• Provided passage
I'm using Windows 7 x64 Enterprise, IIS, and PHP 5.6.32 in my development environment. My application's website has the following settings:
My production server is the same setup running on Server 2008 R2.
I am needing to use exec()
, shell_exec()
, etc. to execute an executable (pdftk if it matters). However, whenever I use any of these functions, I always get "Unable to fork XXX"
in the PHP error log. I've tried runing whoami
, ping xxx
, and other simple commands with the same result. None of the typical shell functions will work--they always result in the same error. I have checked my php.ini
file and verified those functions haven't been disabled.
However, in my production environment, I do not have this problem, and I have no clue why. It only seems to be affecting my development environment. During my research, I did stumble across this (http://tech.trailmax.info/2012/12/php-warning-shell_exec-unable-to-execute-on-iis-7/) which, for some reason, does fix my problem; but, it completely breaks my SQL Server Windows authentication (which I need).
I have also disabled my antivirus in hopes maybe it was the culprit. It was not.
While doing more troubleshooting, I did find that proc_open()
does work. We are using Prince for generating PDFs and I noticed it was working, while my exec()
wasn't. When I looked at the Prince class, I discovered it was using proc_open()
which explains why it seems to work.
Does anyone know why exec()
and the related functions seem to work without issue in my production environment and not my development environment? And why does proc_open()
work but the other shell functions do not? Thanks!
I wanted to post an update to this since I figured out the issue. The answer can be found here in the very last post by 1heer2351 at zonnet dot nl1
:
Located the problem and have been able to fix it.
I am using a special user for my Application Pool (say AppPoolUser), so PHP runs as this user. The new exec function uses CreateProcessAsUser() with impersonation. This means that the AppPoolUser must have the right to change the process level token.
You can assign this right to the user in the "Local Security Settings" -> User Rights Assignment.
I have granted my AppPoolUser the "Replace a process level token" setting -> fork error has gone.
Thought this might be useful information, so access is required to cmd.exe but in addition the "Replace a process level token" setting.
This is exactly what I did. I had created a new App Pool User using my domain account. By default, the Replace a process level token
setting includes DefaultAppPool
. Since I created a new App Pool User, it was not included in this policy setting. Adding the App Pool User I created resolved my issue.

(Page segmentation data)
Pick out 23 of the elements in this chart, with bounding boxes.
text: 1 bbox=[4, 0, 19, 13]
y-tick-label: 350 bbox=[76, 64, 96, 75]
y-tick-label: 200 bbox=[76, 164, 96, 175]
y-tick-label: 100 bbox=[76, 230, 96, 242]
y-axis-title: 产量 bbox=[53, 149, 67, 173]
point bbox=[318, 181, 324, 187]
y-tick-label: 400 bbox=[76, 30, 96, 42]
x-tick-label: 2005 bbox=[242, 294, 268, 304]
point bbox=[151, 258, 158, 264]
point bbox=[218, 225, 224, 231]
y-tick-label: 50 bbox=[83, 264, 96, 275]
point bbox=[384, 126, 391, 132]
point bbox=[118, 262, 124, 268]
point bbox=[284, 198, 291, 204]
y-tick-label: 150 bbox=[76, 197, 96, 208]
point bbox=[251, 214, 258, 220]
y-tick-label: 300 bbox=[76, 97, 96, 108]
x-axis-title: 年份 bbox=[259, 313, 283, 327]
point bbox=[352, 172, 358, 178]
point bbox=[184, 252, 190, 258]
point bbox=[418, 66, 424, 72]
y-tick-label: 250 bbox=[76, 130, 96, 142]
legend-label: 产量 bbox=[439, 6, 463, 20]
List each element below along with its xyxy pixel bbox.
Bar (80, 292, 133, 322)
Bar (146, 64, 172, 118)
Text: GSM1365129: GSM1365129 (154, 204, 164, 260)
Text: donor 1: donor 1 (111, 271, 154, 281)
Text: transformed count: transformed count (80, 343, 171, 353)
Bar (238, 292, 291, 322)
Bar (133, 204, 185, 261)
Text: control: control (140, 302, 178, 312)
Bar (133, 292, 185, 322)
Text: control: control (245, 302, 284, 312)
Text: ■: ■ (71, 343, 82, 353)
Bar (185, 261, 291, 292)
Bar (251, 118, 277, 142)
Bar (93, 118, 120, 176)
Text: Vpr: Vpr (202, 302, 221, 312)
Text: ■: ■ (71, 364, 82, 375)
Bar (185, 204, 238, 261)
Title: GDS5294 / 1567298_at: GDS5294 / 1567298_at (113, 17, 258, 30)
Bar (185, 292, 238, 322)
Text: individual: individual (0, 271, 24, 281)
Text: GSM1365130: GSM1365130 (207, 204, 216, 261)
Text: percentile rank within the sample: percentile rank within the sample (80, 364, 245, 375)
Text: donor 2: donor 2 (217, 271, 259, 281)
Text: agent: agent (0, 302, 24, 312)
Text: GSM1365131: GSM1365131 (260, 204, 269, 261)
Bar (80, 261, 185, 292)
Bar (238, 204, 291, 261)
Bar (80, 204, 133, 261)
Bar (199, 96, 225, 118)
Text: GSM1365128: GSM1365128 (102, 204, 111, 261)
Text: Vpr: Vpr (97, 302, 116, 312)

• Set of tasks
[1] In the post about PHP's exec() failing on IIS, do these statements agree with the text: (a) the production server runs on Server 2008 R2, (b) disabling the antivirus fixed the problem, (c) the Prince class relies on exec()? Answer yes or no for each and quote the deciding words.
[2] Duplicate everything in the PHP exec() post from "While doing more" down to "was using proc_open()".

• Expected outputs
[1]
(a) Yes: "My production server is the same setup running on Server 2008 R2."
(b) No: "I have also disabled my antivirus in hopes maybe it was the culprit. It was not."
(c) No: "When I looked at the Prince class, I discovered it was using proc_open()"

[2]
While doing more troubleshooting, I did find that proc_open()
does work. We are using Prince for generating PDFs and I noticed it was working, while my exec()
wasn't. When I looked at the Prince class, I discovered it was using proc_open()